-- START Material provided --

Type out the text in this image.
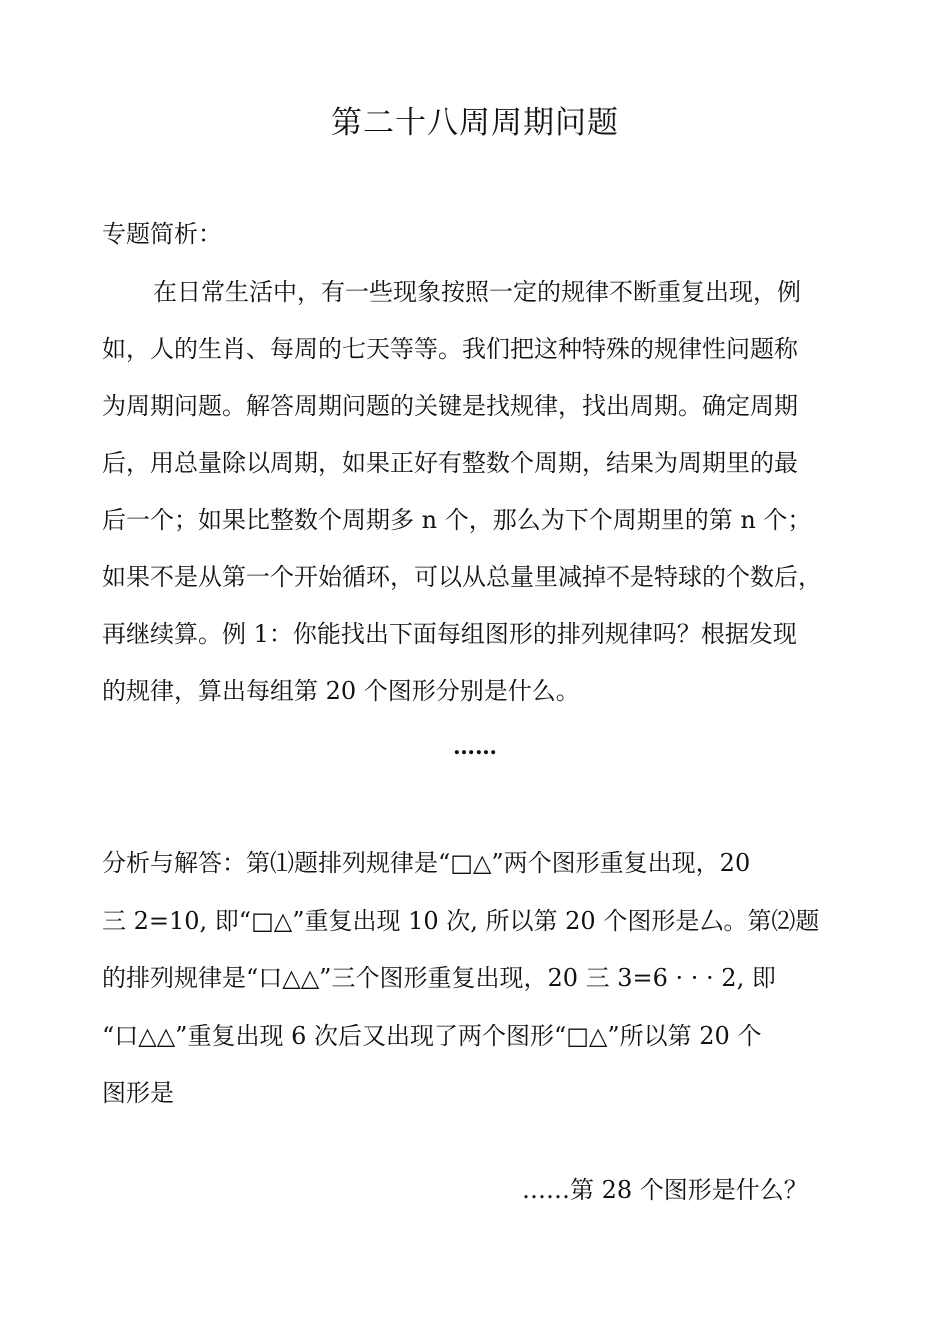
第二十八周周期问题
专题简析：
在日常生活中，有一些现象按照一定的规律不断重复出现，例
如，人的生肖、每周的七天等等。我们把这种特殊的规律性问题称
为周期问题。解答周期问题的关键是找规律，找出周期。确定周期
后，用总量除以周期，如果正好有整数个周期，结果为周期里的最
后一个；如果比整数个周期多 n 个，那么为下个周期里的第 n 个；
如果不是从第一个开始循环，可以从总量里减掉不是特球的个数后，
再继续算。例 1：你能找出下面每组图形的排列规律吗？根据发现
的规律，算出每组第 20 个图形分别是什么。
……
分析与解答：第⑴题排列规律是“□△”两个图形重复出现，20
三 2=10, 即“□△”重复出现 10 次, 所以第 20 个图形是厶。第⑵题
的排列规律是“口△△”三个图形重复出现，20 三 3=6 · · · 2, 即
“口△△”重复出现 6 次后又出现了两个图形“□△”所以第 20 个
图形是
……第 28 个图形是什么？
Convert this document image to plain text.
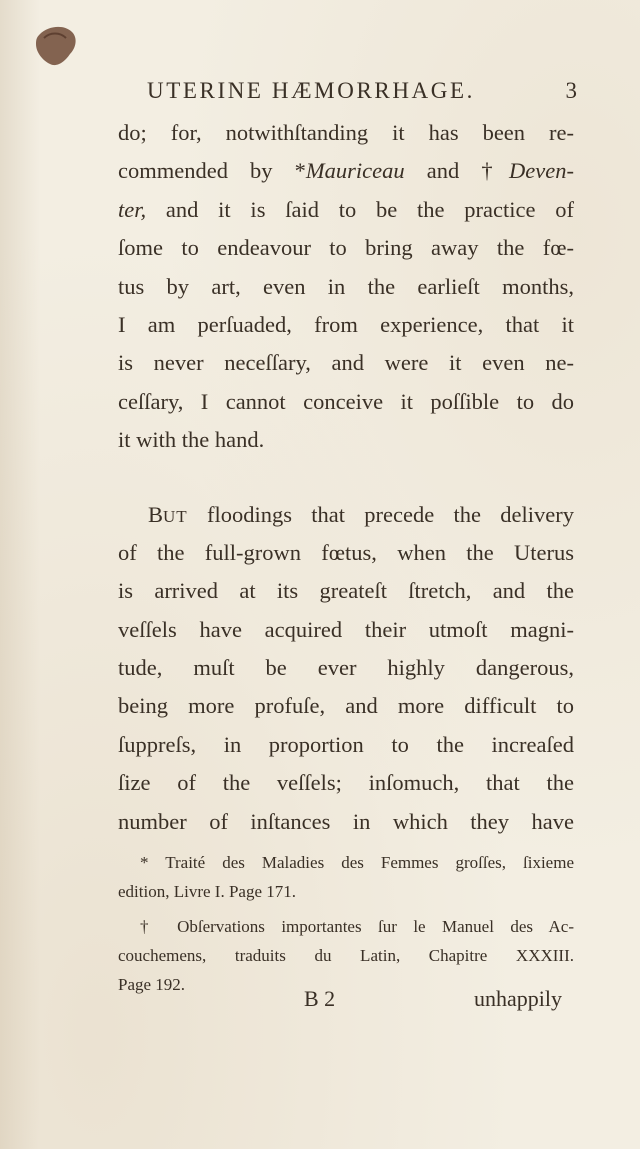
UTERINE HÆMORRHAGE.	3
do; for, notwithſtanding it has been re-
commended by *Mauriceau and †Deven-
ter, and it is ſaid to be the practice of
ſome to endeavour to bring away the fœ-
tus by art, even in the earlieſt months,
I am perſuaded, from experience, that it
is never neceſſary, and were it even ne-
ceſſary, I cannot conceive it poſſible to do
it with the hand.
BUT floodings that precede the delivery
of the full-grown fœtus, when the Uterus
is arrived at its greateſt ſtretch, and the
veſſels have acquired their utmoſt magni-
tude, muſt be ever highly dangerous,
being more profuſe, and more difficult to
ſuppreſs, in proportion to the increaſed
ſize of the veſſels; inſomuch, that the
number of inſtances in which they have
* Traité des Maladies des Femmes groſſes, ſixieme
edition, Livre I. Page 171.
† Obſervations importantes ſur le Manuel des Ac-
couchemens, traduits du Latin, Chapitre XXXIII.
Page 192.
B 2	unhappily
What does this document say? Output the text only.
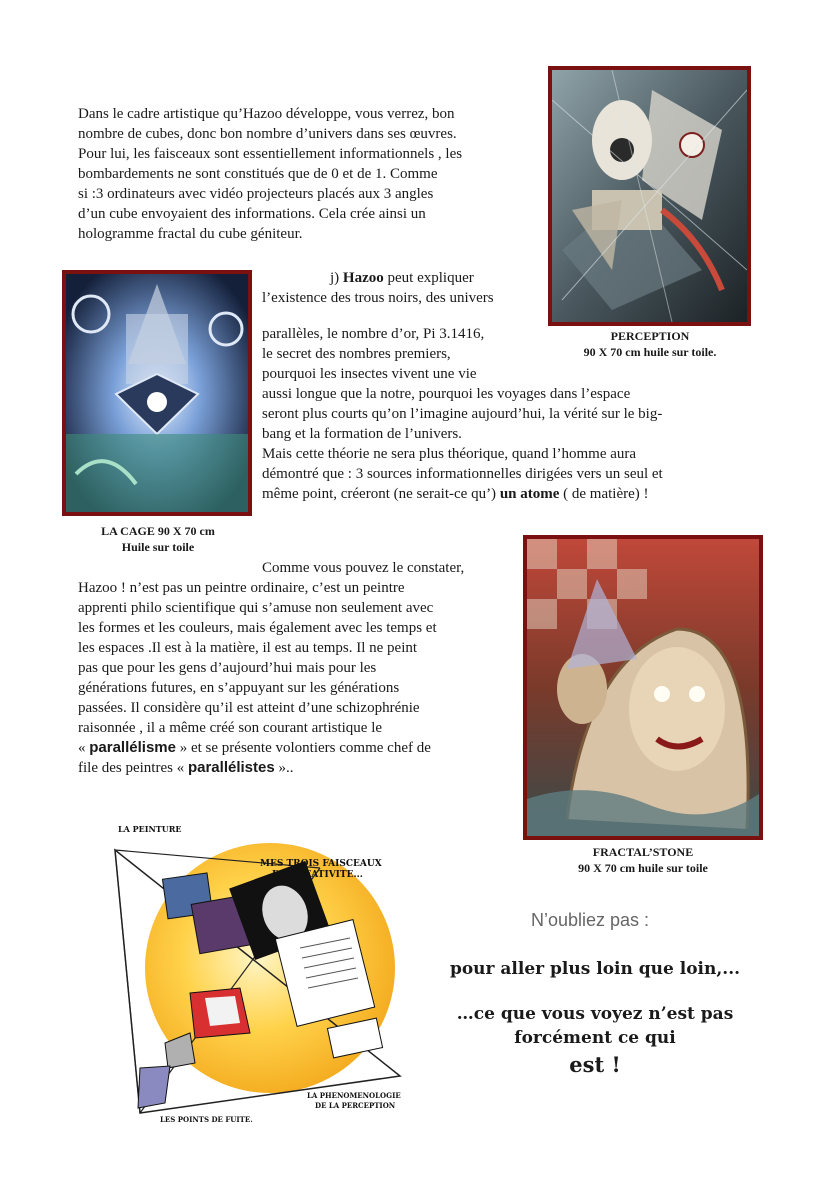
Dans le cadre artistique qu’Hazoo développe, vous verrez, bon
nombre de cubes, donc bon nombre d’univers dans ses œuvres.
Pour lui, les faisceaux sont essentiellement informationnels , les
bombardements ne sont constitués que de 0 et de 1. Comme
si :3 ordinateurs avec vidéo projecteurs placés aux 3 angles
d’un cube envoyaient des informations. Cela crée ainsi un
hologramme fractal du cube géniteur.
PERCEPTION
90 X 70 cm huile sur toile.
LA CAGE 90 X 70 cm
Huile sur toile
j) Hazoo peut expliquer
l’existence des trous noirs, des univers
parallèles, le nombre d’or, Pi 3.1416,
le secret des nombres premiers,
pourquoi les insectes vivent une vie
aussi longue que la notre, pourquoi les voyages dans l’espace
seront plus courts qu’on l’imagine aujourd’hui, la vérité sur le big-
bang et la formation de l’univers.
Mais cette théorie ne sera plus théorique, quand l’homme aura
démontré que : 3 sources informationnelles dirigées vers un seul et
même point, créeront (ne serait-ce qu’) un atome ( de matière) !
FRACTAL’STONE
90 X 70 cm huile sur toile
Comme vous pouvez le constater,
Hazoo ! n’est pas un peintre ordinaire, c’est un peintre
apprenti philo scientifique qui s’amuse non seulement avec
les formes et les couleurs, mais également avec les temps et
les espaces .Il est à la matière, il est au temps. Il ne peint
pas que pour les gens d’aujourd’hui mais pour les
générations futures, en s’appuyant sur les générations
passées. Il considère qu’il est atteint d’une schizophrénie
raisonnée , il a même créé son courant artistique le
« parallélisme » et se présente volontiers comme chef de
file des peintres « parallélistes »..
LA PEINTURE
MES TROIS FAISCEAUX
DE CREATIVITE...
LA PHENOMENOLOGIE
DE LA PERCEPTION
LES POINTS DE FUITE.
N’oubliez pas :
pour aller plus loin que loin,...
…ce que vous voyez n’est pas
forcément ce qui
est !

-- END Material provided --

**What this task involves**. Go through the material above and count the lines that include "temps". Give the number alone.

**Reply**. 2